- [YOUR OBJECTIVE]: Locate the string "οχημάτων" in the records below. Copy every line where it occurs.

- [Dataset entries]:

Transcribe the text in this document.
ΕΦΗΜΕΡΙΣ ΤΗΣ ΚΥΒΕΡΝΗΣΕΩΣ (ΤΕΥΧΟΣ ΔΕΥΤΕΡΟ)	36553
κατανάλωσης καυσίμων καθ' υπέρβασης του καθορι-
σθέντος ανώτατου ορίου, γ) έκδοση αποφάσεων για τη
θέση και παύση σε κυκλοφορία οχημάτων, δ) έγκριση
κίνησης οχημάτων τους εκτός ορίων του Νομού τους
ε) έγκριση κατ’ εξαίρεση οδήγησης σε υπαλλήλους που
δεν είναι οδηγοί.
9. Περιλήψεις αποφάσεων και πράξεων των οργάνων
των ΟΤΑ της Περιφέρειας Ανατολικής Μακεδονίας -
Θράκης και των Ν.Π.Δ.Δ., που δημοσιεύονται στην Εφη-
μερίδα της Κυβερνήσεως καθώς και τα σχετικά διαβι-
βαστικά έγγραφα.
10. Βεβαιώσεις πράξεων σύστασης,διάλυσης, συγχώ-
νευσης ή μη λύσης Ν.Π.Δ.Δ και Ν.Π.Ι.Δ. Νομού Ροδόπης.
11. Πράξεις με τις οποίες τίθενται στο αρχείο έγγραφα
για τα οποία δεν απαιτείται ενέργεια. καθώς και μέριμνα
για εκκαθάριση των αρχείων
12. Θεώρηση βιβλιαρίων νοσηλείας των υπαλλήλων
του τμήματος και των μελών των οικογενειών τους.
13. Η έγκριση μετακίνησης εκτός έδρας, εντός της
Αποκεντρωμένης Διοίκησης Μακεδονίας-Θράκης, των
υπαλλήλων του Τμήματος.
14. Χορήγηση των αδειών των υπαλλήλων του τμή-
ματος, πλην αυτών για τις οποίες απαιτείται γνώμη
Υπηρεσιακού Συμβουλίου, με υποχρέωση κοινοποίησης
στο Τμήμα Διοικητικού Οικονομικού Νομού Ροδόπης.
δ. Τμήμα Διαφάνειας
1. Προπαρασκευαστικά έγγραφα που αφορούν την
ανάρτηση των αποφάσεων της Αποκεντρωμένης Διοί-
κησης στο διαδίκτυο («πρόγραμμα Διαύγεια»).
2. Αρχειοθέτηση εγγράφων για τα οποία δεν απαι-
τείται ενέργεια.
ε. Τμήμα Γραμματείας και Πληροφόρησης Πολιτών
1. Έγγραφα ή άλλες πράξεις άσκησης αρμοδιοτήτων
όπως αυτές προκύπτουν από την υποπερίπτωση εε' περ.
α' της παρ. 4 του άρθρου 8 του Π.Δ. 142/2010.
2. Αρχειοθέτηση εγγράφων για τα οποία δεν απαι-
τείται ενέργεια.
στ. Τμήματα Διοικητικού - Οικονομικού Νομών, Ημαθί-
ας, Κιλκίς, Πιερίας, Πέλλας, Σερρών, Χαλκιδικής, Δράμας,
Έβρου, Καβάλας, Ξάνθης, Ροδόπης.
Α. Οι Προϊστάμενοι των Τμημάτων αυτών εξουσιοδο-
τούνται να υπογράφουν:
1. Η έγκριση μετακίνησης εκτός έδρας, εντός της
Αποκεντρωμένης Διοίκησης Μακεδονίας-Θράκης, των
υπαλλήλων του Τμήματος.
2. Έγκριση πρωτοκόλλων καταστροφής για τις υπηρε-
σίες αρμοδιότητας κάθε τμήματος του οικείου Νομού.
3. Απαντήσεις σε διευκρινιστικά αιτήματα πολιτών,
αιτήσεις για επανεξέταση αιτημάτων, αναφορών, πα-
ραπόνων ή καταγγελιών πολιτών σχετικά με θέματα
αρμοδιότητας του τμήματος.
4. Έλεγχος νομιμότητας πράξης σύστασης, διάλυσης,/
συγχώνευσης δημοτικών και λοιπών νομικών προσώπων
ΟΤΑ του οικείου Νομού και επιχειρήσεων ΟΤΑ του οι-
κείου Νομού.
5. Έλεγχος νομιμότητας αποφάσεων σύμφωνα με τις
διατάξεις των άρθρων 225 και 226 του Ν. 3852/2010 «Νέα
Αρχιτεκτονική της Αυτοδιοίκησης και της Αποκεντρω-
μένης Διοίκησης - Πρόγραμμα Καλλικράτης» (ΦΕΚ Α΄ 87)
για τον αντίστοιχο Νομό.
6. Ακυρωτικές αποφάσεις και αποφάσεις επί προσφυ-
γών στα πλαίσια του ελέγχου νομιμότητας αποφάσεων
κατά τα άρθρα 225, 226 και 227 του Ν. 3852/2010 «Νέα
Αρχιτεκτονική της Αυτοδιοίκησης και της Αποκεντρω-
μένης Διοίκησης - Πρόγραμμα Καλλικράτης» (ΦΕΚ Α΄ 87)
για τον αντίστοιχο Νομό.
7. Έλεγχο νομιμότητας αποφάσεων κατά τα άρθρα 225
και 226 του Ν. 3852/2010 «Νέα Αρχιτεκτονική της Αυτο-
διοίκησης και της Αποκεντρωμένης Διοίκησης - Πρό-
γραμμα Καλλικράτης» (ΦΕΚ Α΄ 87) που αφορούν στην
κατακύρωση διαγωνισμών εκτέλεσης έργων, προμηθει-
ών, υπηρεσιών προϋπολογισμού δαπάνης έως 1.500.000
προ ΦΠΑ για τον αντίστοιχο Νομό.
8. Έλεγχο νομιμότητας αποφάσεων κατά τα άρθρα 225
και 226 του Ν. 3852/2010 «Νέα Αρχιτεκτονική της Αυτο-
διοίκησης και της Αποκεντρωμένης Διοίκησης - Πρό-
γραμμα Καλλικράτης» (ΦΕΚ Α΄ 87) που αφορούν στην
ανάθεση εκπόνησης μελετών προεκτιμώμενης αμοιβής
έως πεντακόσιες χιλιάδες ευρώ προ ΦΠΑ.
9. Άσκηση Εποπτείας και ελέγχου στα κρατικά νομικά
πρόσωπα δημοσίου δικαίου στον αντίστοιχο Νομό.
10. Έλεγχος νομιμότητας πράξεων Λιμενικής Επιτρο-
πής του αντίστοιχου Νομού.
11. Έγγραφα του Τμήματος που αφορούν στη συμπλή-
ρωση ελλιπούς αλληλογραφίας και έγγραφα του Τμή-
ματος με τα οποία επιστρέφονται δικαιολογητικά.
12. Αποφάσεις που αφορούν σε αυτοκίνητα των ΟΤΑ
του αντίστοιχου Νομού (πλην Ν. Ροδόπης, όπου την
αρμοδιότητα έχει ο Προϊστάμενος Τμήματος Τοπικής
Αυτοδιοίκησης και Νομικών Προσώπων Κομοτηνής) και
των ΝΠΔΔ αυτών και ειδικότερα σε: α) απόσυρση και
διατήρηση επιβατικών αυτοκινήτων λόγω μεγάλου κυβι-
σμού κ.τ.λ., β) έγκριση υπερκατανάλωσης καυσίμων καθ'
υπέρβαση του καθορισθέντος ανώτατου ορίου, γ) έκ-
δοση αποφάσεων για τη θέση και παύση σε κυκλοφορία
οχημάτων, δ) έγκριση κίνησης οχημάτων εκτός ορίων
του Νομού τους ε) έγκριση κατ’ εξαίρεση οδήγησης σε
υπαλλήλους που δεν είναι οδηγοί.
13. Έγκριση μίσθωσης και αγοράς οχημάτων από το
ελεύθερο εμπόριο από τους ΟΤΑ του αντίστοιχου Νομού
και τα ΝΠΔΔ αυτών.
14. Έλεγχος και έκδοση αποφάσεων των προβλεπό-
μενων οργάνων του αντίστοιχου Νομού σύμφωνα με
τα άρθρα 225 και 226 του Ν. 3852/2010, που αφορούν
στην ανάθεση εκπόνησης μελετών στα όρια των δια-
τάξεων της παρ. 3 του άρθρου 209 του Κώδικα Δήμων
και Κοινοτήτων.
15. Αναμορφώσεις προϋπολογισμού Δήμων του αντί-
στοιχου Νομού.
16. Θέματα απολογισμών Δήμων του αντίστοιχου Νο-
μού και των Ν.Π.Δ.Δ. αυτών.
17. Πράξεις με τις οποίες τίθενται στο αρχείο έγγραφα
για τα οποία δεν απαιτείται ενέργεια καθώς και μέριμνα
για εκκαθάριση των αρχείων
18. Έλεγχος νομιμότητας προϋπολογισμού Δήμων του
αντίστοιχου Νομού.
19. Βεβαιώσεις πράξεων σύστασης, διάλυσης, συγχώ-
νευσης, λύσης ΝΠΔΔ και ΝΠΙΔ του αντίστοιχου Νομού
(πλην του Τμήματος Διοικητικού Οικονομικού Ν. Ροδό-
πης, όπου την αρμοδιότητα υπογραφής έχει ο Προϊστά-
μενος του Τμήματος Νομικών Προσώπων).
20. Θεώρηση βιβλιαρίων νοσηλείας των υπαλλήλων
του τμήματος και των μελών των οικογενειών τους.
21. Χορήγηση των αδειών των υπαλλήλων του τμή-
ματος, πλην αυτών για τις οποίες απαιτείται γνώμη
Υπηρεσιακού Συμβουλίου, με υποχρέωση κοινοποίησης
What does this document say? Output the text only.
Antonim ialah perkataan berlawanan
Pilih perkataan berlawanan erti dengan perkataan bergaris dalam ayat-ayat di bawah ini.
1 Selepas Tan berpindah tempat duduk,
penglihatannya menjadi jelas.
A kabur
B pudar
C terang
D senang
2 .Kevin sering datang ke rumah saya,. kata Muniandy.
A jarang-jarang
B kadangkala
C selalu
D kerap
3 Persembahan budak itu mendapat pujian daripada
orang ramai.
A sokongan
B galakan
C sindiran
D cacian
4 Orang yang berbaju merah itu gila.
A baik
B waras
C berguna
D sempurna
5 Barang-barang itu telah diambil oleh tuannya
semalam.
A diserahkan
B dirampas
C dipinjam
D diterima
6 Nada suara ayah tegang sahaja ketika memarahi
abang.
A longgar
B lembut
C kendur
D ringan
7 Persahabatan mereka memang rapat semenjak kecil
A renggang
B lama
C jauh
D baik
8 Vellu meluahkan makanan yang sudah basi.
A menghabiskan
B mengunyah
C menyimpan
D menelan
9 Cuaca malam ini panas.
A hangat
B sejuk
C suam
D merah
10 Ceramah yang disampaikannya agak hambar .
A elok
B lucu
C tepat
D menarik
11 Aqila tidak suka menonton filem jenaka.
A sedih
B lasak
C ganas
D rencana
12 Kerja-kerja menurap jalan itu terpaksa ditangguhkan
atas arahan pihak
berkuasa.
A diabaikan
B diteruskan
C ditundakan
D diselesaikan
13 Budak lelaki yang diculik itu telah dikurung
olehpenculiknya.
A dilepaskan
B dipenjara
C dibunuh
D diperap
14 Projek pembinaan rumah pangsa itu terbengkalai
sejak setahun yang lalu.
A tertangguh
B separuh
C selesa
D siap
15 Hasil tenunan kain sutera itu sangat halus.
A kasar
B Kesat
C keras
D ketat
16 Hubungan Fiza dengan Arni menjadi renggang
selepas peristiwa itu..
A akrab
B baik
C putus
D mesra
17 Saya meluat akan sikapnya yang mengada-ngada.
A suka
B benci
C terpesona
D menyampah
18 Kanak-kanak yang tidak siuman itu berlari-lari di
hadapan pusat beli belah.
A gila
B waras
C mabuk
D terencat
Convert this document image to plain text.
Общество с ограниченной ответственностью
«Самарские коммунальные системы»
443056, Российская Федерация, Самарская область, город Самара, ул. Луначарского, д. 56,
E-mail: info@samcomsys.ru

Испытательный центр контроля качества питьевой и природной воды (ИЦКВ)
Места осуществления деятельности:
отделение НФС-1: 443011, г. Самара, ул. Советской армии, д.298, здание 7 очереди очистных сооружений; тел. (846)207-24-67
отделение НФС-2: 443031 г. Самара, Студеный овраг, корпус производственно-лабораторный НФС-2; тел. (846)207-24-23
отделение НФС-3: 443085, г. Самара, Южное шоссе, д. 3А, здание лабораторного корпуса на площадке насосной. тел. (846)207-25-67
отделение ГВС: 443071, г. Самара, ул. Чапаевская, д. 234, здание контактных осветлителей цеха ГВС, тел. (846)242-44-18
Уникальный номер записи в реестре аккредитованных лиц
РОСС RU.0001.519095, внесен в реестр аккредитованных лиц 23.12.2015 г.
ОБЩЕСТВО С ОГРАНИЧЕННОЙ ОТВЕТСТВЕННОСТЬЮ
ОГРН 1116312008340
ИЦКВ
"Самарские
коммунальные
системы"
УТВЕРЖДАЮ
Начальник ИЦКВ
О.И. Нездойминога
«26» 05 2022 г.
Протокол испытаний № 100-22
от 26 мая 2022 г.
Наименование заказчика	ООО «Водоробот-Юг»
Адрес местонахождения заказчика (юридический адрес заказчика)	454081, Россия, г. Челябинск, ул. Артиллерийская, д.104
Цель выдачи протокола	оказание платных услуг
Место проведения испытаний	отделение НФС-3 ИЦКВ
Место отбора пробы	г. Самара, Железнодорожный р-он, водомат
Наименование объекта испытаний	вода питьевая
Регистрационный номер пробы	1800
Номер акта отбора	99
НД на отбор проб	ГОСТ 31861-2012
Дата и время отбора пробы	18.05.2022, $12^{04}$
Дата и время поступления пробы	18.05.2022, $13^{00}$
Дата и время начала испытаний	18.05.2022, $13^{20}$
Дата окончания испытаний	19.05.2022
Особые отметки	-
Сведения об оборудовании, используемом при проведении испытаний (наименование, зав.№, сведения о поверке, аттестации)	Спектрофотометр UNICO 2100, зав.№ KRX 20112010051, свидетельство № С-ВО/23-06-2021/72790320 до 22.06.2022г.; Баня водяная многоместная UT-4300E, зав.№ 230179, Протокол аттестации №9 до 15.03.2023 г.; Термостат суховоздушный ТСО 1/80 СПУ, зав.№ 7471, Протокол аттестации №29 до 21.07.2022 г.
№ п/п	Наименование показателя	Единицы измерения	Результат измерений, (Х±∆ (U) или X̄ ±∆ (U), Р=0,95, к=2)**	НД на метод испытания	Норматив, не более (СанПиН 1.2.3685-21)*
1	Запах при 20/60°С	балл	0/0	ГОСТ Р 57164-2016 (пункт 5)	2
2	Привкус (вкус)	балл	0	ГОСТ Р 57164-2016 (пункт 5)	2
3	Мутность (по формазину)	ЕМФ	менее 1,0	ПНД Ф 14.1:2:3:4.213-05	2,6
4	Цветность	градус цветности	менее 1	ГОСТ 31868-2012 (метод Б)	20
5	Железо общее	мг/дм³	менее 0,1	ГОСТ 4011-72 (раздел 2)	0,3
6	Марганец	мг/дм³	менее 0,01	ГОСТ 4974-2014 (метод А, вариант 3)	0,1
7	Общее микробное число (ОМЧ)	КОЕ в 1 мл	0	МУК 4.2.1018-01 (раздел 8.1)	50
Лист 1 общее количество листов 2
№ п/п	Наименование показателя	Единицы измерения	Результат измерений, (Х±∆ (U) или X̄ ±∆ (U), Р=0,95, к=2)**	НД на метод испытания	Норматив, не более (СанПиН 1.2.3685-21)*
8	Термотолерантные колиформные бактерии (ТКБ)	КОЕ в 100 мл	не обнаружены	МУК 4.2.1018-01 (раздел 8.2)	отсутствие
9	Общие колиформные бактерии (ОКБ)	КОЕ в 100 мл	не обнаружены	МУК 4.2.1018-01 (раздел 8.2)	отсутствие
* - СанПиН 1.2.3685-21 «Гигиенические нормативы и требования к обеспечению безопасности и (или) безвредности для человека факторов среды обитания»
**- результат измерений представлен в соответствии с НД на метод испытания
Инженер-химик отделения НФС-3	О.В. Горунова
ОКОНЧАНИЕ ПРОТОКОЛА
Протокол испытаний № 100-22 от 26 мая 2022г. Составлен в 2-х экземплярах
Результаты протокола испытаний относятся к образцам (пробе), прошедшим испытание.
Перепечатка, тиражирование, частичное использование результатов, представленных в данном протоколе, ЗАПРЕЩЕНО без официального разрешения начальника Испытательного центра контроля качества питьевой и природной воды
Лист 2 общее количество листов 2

- [ANSWER TO THE EXERCISE]:
θέση και παύση σε κυκλοφορία οχημάτων, δ) έγκριση
κίνησης οχημάτων τους εκτός ορίων του Νομού τους
οχημάτων, δ) έγκριση κίνησης οχημάτων εκτός ορίων
13. Έγκριση μίσθωσης και αγοράς οχημάτων από το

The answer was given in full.